▶ [WRITTEN REQUEST] Retype the entries below word for word, everything from the start down to and including the line that contains "y-tick-label: 100: [79, 70, 94, 80]".

▶ [MATERIALS PROVIDED]
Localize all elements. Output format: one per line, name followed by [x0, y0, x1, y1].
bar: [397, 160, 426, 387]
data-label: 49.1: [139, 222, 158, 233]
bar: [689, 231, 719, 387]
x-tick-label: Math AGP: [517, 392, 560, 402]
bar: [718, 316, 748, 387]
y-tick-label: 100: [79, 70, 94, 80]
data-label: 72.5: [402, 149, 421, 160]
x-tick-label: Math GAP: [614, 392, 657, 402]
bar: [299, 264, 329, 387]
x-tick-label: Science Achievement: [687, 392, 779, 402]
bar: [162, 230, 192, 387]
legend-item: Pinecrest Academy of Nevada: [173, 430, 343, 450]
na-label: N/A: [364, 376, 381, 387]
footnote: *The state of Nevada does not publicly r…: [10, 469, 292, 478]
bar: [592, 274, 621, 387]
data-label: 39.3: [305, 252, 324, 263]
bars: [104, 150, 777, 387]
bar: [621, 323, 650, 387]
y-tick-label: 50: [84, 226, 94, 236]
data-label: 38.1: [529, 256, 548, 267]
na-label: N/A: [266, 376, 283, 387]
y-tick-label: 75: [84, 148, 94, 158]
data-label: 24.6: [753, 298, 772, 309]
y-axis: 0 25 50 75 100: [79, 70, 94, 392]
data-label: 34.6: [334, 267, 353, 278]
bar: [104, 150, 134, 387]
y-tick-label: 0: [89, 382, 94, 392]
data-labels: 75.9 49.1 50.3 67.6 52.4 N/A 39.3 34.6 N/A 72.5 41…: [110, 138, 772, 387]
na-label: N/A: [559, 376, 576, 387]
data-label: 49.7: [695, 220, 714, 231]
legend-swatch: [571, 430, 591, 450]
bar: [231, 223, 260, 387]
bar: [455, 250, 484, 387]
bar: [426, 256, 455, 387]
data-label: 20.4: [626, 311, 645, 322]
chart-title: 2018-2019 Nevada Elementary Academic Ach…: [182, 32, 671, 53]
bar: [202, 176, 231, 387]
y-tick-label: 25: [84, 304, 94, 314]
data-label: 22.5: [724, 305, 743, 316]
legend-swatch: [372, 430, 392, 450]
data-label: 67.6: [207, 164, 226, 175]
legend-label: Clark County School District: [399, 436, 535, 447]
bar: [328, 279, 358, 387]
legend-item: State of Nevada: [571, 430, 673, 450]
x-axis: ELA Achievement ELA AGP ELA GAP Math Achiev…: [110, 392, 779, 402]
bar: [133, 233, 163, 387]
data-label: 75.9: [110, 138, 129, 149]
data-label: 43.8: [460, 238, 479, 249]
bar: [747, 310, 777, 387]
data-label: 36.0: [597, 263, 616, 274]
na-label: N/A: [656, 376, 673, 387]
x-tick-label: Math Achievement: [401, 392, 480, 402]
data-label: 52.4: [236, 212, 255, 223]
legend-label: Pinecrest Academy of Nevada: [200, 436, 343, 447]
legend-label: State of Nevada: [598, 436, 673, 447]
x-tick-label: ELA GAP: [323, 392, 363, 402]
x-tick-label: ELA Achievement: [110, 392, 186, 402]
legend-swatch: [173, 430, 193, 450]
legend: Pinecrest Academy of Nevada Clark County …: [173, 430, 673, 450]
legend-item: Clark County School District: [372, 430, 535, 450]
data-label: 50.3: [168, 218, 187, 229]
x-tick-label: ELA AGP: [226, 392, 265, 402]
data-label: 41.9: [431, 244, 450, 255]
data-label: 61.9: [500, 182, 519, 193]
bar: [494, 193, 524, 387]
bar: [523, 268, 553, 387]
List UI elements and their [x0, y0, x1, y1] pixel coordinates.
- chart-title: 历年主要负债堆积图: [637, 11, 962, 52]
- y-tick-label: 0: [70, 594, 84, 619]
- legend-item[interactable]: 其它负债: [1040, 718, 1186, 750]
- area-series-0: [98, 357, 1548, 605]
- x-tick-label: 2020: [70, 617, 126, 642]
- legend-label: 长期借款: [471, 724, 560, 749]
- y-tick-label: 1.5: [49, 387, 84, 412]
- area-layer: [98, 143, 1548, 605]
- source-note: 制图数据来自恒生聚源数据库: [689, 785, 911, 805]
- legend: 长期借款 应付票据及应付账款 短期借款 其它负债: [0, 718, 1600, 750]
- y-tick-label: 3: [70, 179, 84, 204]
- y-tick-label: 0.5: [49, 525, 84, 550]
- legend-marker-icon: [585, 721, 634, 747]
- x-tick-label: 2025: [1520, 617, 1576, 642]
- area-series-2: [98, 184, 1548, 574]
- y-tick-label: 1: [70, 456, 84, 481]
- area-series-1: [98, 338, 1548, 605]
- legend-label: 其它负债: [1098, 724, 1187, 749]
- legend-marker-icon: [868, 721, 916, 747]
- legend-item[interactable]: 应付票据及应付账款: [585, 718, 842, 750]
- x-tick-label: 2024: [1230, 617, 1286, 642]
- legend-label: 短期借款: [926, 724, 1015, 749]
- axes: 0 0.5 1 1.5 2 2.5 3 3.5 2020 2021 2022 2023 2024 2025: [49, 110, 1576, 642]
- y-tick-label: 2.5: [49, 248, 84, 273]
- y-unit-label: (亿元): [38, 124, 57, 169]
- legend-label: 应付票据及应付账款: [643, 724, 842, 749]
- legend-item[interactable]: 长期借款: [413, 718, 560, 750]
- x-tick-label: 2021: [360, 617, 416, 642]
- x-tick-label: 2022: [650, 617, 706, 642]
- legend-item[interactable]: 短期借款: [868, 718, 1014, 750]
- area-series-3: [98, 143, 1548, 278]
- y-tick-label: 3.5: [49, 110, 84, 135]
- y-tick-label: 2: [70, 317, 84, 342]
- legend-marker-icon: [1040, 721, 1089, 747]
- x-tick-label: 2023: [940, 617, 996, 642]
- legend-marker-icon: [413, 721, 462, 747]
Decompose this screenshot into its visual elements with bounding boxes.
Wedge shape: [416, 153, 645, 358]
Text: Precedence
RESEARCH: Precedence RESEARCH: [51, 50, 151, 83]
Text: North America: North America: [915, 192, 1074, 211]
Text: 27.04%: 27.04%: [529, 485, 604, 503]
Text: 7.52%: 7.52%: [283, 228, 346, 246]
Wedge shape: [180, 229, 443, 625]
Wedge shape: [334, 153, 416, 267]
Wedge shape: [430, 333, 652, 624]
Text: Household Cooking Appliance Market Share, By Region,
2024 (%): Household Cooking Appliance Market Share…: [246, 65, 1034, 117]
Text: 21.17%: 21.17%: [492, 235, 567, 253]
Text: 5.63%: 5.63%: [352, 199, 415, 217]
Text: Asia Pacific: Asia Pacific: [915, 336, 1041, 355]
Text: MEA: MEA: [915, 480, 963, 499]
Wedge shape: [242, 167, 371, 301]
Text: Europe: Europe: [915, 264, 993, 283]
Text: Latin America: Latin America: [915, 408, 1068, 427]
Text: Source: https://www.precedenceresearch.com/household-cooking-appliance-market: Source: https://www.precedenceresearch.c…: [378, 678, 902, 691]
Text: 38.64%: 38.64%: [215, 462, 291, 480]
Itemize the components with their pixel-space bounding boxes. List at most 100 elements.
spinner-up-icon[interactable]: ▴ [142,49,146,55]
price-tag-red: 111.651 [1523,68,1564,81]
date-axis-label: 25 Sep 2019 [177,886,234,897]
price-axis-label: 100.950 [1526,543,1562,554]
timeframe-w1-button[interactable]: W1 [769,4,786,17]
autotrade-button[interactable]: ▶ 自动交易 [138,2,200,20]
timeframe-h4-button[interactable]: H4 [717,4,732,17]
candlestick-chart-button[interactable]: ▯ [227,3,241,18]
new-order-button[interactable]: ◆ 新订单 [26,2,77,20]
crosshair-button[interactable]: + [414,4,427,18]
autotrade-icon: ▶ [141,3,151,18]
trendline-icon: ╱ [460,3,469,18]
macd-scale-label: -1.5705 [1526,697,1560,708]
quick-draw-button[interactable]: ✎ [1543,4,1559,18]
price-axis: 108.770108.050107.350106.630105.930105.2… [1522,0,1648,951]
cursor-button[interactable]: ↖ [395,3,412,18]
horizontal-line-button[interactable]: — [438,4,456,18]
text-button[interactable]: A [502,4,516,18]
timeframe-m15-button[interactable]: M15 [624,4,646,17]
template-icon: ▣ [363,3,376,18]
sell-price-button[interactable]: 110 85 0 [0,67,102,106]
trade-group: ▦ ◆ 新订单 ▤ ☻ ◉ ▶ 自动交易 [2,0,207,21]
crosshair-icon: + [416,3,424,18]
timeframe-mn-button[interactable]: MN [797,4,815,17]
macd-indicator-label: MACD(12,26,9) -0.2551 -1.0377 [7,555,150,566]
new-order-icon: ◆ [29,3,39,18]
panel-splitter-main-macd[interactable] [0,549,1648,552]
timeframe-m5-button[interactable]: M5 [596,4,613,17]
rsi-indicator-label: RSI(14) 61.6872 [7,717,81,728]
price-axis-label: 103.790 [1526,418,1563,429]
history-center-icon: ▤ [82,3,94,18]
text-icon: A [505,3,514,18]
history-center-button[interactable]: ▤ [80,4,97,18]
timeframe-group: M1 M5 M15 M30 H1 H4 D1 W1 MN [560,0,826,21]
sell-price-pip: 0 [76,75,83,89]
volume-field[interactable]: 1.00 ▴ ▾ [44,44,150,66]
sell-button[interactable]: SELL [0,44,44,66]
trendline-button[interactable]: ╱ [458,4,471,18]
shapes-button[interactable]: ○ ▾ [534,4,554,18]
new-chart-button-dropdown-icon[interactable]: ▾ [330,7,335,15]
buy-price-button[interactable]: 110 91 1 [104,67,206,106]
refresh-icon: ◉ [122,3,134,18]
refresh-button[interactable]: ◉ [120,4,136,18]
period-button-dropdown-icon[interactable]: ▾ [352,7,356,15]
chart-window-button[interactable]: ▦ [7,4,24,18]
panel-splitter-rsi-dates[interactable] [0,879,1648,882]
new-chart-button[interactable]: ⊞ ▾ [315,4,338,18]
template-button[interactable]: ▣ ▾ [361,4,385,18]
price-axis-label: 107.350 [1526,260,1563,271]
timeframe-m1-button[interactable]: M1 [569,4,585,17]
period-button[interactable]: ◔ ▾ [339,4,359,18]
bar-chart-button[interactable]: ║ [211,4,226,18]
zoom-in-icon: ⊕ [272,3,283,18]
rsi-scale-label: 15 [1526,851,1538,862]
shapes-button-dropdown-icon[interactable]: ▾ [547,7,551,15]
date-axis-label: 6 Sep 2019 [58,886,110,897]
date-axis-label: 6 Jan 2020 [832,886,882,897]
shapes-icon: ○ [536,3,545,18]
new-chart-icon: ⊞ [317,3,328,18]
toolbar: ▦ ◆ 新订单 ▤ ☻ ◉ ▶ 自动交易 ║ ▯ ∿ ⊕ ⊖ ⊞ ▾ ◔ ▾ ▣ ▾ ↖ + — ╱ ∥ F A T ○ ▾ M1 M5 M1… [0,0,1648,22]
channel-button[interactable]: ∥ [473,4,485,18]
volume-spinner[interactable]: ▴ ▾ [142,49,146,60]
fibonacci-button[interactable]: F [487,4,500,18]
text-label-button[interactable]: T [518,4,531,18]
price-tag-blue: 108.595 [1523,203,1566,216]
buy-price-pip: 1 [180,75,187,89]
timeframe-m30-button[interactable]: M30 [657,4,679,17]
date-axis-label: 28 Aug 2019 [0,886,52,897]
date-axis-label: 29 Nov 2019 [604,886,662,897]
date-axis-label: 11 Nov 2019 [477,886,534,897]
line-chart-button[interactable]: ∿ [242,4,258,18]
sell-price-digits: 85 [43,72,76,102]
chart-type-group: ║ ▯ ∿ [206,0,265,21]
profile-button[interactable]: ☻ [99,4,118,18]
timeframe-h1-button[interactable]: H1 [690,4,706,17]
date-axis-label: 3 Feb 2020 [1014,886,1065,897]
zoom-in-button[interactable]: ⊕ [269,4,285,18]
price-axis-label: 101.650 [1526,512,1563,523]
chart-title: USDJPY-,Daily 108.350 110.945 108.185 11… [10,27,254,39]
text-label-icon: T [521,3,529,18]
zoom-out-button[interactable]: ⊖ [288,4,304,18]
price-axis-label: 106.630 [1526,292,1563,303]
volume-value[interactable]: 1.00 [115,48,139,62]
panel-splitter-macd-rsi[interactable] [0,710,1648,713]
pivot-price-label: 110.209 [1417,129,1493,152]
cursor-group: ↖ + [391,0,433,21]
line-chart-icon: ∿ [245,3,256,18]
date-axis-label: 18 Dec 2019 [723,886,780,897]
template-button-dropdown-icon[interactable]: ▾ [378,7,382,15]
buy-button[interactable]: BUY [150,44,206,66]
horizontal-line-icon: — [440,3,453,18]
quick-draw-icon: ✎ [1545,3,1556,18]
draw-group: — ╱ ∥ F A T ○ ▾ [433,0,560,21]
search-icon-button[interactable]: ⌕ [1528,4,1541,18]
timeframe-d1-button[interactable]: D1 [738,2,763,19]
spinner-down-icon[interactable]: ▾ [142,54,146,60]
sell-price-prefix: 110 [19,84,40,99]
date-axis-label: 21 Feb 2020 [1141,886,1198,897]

▶ [FULL OUTPUT]
Localize all elements. Output format: one per line, name followed by [x0, y0, x1, y1].
bar: [397, 160, 426, 387]
data-label: 49.1: [139, 222, 158, 233]
bar: [689, 231, 719, 387]
x-tick-label: Math AGP: [517, 392, 560, 402]
bar: [718, 316, 748, 387]
y-tick-label: 100: [79, 70, 94, 80]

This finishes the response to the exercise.